## WRITTEN REQUEST A
In the brownie conversation, list every way it mentions to doctor up a boxed brownie mix so it tastes better.
## WRITTEN REQUEST B
Write out the passage of the brownie conversation from "So I find that" to "the butter flavor.".
## WRITTEN REQUEST C
Continue the brownie conversation from the point where it stops.

You mentioned your olive oil. I did not make your olive oil brownies, but over Thanksgiving we were at my sister's place
in Colorado and my mom had a box of brownie mix.
We had all gone out for the day.
She stayed behind and when we got back home, she had made these brownies and she said that
she made a huge mistake and that she accidentally used extra virgin olive oil instead of regular oil in the brownie mix.
But we all tasted them and they tasted real good.
I like it.
Olive oil is a real good flavor in brownies.
I think chocolate and olive oil go so well together.
I've played around with it in cakes.
I have a chocolate olive oil spread in my Keepers cookbook.
I really like what they're doing together.
Olive oil on chocolate ice cream is really good.
It's so good.
A little bit of salt. It's different, but they go're doing together. Olive oil on chocolate ice cream is really good. It's so good. A little bit of salt. Like it's different, but they go really well together.
Again, it may not be like that classic brownie flavor,
but you know, it's not meant to replace your favorite
brownies, but I think if dairy is an issue,
or you're just looking for like a more nuanced
flavor profile, I think they go really nicely together.
We're going to talk more about brownies coming up
after the break on the recipe with Kenji
and Deb.
Deb, so when you buy a boxed brownie, the mix almost always asks you to, you know, you add egg and you add oil to it.
Brownie recipes that you're making from scratch, some of them are going to use butter, some
of them use oil, some use a mix.
Can you talk to me about what oil versus butter is going to do in a brownie?
In general, I know that oil, I have not played around with boxed brownies nearly as much.
I came from an ingredients house and we made things from scratch.
And now everyone has to suffer because of it.
Everybody on the internet,
everyone who listens to this podcast
has to go find unsweetened chocolate
because of the way I was raised.
But in general, oil-based cakes are actually,
they taste and often feel more moist to the touch.
I think it has to do with the fact
that like butter's kind of solid and oil is obviously,
obviously butter can liquefy, but at room temperature
and cold, it's solid and oil and also butter has added
water in it and oil does not, obviously.
So I find that when you make a cake with oil,
it is generally softer and it feels more moist
and it actually feels more moist after a few days.
So I would assume in brownies it does something similar,
but you don't get the wonderful chocolate.
You don't get the butter flavor.
But I've definitely read that people like to,
when they're trying to doctor up,
make a boxed brownie mix tastes better.
Maybe they replace the water with milk or coffee
or they use melted butter instead of oil,
or they might add extra salt
or a teaspoon of good vanilla extract
or like some espresso powder.
Like there's so many ways you can play around with them.

## DATA SEGMENT
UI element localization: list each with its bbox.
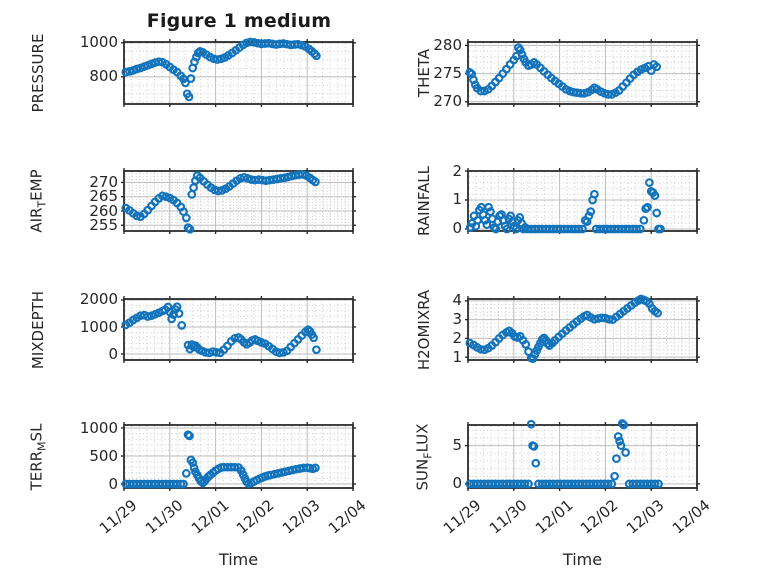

## WRITTEN RESPONSE A
- Replace the water with milk or coffee
- Use melted butter instead of oil
- Add extra salt
- Add a teaspoon of good vanilla extract
- Add some espresso powder

## WRITTEN RESPONSE B
So I find that when you make a cake with oil,
it is generally softer and it feels more moist
and it actually feels more moist after a few days.
So I would assume in brownies it does something similar,
but you don't get the wonderful chocolate.
You don't get the butter flavor.

## WRITTEN RESPONSE C
And I also feel like if you grew up with boxed brownie mixes,
like that's the brownie.
And we talk about this a lot, like your homing device,
your that's the brownie that tastes correct to you.
And when I'm like, no, my favorite brownies are my favorite, it's because I didn't grow up with them. Like it's a different flavor profile.
I haven't made, again, I should have made Stella's and I really meant to before this,
but I feel like they look like that kind of perfect packaged brownie.
Yes. They're real dark looking. They got a real shiny crust on top. I mean,
that's the real thing is that they get like a real nice shiny crust. It's definitely a much more involved recipe though. So her recipe, there's a few tricks.
So first of all, you start by browning the butter.
She says the most important step for getting that sort of glossy top is you take the eggs,
it's six eggs, and the sugar, and you beat them until they are ribbony, you know, like completely fluffy and ribbony.
But you know, that said, when you when you combine everything and when you
actually bake it all together, the brownies themselves are not fluffy or
cakey at all. They actually kind of collapse, you know, so they're they are
real dense and fudgy, like among them among the sort of densest fudgiest
brownies I've had. But that could also just be, you know, the proportion of
the ingredients. I think it's I think it's a lot of butter in there compared
to other ingredients compared to other brownie recipes. So the other trick that Stella does, she combines her chocolate with some
powdered espresso, which is something that you see a lot in chocolate recipes. Yeah, do you want to
talk a little bit about what that does and why you'd want to do that? I feel like it's very 1990s.
I feel like every chocolate recipe and everybody who drinks coffee will tell you
that it does not make it taste like coffee.
That it just deepens the chocolate flavor.
And I think for many people, this is the truth.
I will say that I always do taste the espresso
in the brownie and I love coffee and chocolate
and I love chocolate coffee caves.
I don't generally need my brownies to taste coffee-ish.
So again, theoretically, you're not supposed to taste the espresso in it or the espresso powder,
but I always do a little bit. And I think if you like that flavor profile, you'll think it's
perfect. And if it's not your thing in general, they're very like amenable together, like where
it can kind of it can increase the bitter, nutty depth of the chocolate, which is something we want.
I also wonder if you know, part of the reason why it was used so much in the 90s and maybe
is not as necessary now is that we actually have better chocolate now than we did in the
90s.
There's so much proliferation of real good chocolate and chocolates that have these sort
of really naturally complex flavors, chocolates that aren't roasted too dark in the same way
that like, you know, like third wave coffee is not roasted too dark so you can taste the brighter flavors
in it.
So I think some of it, some of that complexity that we're adding is that we, that you wanted
to add in the nineties is just because you were using like your, you know, your baker's
chocolate from the supermarket, which does not have a particularly complex flavor.
And so adding some espresso powder to it does give it a little bit of depth.
Whereas now, if you're using a real high quality chocolate, especially if you're
using a chocolate bar, or real good cocoa, like it's just real good on its own, you know?
This is just my theory.
No, I completely agree with you. And when I think of the espresso powder, I always think
of Ina Garten's Outrageous Brownies, which were, I don't know what year they're about,
maybe it's 2000, maybe it was 1998, I'm not positive.
But they were for a very long time
considered like the best fancy brownie.
Yeah, I'm looking it up now.
It's three tablespoons of instant coffee.
Like it's quite coffee.
It's a lot.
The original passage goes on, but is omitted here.